* start Extracted data *

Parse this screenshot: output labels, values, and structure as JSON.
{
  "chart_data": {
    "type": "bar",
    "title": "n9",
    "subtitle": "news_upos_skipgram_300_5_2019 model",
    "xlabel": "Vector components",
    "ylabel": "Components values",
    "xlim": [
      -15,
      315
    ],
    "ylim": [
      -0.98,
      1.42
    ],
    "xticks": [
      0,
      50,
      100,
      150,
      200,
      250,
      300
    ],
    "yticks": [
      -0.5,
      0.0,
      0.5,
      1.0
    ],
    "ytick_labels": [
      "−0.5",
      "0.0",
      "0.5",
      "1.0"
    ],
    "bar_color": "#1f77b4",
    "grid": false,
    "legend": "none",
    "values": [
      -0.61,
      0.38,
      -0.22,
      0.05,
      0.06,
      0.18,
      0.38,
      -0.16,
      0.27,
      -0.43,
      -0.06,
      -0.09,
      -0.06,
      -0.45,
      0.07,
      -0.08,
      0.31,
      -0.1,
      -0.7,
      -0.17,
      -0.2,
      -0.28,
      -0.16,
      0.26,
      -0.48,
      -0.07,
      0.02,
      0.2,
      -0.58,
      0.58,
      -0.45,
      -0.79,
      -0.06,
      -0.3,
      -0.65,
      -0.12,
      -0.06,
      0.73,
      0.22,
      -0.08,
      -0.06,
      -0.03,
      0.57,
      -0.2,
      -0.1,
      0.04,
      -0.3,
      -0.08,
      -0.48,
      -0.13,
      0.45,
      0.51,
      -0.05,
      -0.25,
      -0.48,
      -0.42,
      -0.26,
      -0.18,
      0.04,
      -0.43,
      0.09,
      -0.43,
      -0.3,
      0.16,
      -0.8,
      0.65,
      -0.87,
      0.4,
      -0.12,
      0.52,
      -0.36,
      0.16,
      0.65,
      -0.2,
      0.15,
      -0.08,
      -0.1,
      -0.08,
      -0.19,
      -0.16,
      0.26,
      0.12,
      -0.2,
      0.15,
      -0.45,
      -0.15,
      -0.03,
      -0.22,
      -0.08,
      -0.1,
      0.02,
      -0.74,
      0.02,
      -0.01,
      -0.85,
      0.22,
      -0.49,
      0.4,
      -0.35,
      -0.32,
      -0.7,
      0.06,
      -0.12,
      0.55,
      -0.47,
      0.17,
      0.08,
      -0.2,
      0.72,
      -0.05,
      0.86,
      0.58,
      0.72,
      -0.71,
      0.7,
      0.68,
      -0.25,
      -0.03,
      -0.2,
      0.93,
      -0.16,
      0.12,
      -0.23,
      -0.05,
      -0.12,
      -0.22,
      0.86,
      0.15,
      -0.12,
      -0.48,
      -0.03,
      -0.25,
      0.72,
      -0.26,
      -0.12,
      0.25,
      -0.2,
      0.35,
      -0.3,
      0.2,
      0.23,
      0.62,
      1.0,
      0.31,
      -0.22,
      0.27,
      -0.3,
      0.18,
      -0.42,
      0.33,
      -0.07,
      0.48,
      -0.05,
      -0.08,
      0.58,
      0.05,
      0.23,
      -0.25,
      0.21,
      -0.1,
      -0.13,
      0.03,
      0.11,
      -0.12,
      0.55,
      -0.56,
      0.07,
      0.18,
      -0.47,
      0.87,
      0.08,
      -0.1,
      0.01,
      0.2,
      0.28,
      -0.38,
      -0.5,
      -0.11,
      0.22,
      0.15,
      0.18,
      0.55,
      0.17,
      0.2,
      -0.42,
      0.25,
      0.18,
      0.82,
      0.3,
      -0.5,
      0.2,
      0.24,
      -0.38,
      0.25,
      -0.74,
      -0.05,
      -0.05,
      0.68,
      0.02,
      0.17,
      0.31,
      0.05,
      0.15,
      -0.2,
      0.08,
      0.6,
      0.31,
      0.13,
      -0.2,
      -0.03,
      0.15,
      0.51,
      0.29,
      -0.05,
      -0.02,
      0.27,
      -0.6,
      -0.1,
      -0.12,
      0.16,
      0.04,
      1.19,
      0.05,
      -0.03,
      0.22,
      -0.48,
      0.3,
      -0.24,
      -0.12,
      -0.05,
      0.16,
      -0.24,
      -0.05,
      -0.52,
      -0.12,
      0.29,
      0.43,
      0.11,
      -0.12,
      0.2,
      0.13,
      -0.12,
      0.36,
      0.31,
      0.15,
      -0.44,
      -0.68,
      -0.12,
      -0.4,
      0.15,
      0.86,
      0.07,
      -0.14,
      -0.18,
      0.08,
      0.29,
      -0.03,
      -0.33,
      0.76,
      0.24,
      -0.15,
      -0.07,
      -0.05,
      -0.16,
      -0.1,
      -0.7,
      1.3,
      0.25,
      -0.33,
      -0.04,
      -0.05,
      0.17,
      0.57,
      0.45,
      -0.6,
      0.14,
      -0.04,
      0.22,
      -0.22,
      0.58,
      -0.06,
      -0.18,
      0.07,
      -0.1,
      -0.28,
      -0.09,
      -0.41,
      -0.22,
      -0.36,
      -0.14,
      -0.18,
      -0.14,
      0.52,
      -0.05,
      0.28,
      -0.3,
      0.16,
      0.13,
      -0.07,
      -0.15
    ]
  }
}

* end Extracted data *

[Task description]
All of the entries should be written out again exactly.

[Solution below]
Parse this screenshot: output labels, values, and structure as JSON.
{
  "chart_data": {
    "type": "bar",
    "title": "n9",
    "subtitle": "news_upos_skipgram_300_5_2019 model",
    "xlabel": "Vector components",
    "ylabel": "Components values",
    "xlim": [
      -15,
      315
    ],
    "ylim": [
      -0.98,
      1.42
    ],
    "xticks": [
      0,
      50,
      100,
      150,
      200,
      250,
      300
    ],
    "yticks": [
      -0.5,
      0.0,
      0.5,
      1.0
    ],
    "ytick_labels": [
      "−0.5",
      "0.0",
      "0.5",
      "1.0"
    ],
    "bar_color": "#1f77b4",
    "grid": false,
    "legend": "none",
    "values": [
      -0.61,
      0.38,
      -0.22,
      0.05,
      0.06,
      0.18,
      0.38,
      -0.16,
      0.27,
      -0.43,
      -0.06,
      -0.09,
      -0.06,
      -0.45,
      0.07,
      -0.08,
      0.31,
      -0.1,
      -0.7,
      -0.17,
      -0.2,
      -0.28,
      -0.16,
      0.26,
      -0.48,
      -0.07,
      0.02,
      0.2,
      -0.58,
      0.58,
      -0.45,
      -0.79,
      -0.06,
      -0.3,
      -0.65,
      -0.12,
      -0.06,
      0.73,
      0.22,
      -0.08,
      -0.06,
      -0.03,
      0.57,
      -0.2,
      -0.1,
      0.04,
      -0.3,
      -0.08,
      -0.48,
      -0.13,
      0.45,
      0.51,
      -0.05,
      -0.25,
      -0.48,
      -0.42,
      -0.26,
      -0.18,
      0.04,
      -0.43,
      0.09,
      -0.43,
      -0.3,
      0.16,
      -0.8,
      0.65,
      -0.87,
      0.4,
      -0.12,
      0.52,
      -0.36,
      0.16,
      0.65,
      -0.2,
      0.15,
      -0.08,
      -0.1,
      -0.08,
      -0.19,
      -0.16,
      0.26,
      0.12,
      -0.2,
      0.15,
      -0.45,
      -0.15,
      -0.03,
      -0.22,
      -0.08,
      -0.1,
      0.02,
      -0.74,
      0.02,
      -0.01,
      -0.85,
      0.22,
      -0.49,
      0.4,
      -0.35,
      -0.32,
      -0.7,
      0.06,
      -0.12,
      0.55,
      -0.47,
      0.17,
      0.08,
      -0.2,
      0.72,
      -0.05,
      0.86,
      0.58,
      0.72,
      -0.71,
      0.7,
      0.68,
      -0.25,
      -0.03,
      -0.2,
      0.93,
      -0.16,
      0.12,
      -0.23,
      -0.05,
      -0.12,
      -0.22,
      0.86,
      0.15,
      -0.12,
      -0.48,
      -0.03,
      -0.25,
      0.72,
      -0.26,
      -0.12,
      0.25,
      -0.2,
      0.35,
      -0.3,
      0.2,
      0.23,
      0.62,
      1.0,
      0.31,
      -0.22,
      0.27,
      -0.3,
      0.18,
      -0.42,
      0.33,
      -0.07,
      0.48,
      -0.05,
      -0.08,
      0.58,
      0.05,
      0.23,
      -0.25,
      0.21,
      -0.1,
      -0.13,
      0.03,
      0.11,
      -0.12,
      0.55,
      -0.56,
      0.07,
      0.18,
      -0.47,
      0.87,
      0.08,
      -0.1,
      0.01,
      0.2,
      0.28,
      -0.38,
      -0.5,
      -0.11,
      0.22,
      0.15,
      0.18,
      0.55,
      0.17,
      0.2,
      -0.42,
      0.25,
      0.18,
      0.82,
      0.3,
      -0.5,
      0.2,
      0.24,
      -0.38,
      0.25,
      -0.74,
      -0.05,
      -0.05,
      0.68,
      0.02,
      0.17,
      0.31,
      0.05,
      0.15,
      -0.2,
      0.08,
      0.6,
      0.31,
      0.13,
      -0.2,
      -0.03,
      0.15,
      0.51,
      0.29,
      -0.05,
      -0.02,
      0.27,
      -0.6,
      -0.1,
      -0.12,
      0.16,
      0.04,
      1.19,
      0.05,
      -0.03,
      0.22,
      -0.48,
      0.3,
      -0.24,
      -0.12,
      -0.05,
      0.16,
      -0.24,
      -0.05,
      -0.52,
      -0.12,
      0.29,
      0.43,
      0.11,
      -0.12,
      0.2,
      0.13,
      -0.12,
      0.36,
      0.31,
      0.15,
      -0.44,
      -0.68,
      -0.12,
      -0.4,
      0.15,
      0.86,
      0.07,
      -0.14,
      -0.18,
      0.08,
      0.29,
      -0.03,
      -0.33,
      0.76,
      0.24,
      -0.15,
      -0.07,
      -0.05,
      -0.16,
      -0.1,
      -0.7,
      1.3,
      0.25,
      -0.33,
      -0.04,
      -0.05,
      0.17,
      0.57,
      0.45,
      -0.6,
      0.14,
      -0.04,
      0.22,
      -0.22,
      0.58,
      -0.06,
      -0.18,
      0.07,
      -0.1,
      -0.28,
      -0.09,
      -0.41,
      -0.22,
      -0.36,
      -0.14,
      -0.18,
      -0.14,
      0.52,
      -0.05,
      0.28,
      -0.3,
      0.16,
      0.13,
      -0.07,
      -0.15
    ]
  }
}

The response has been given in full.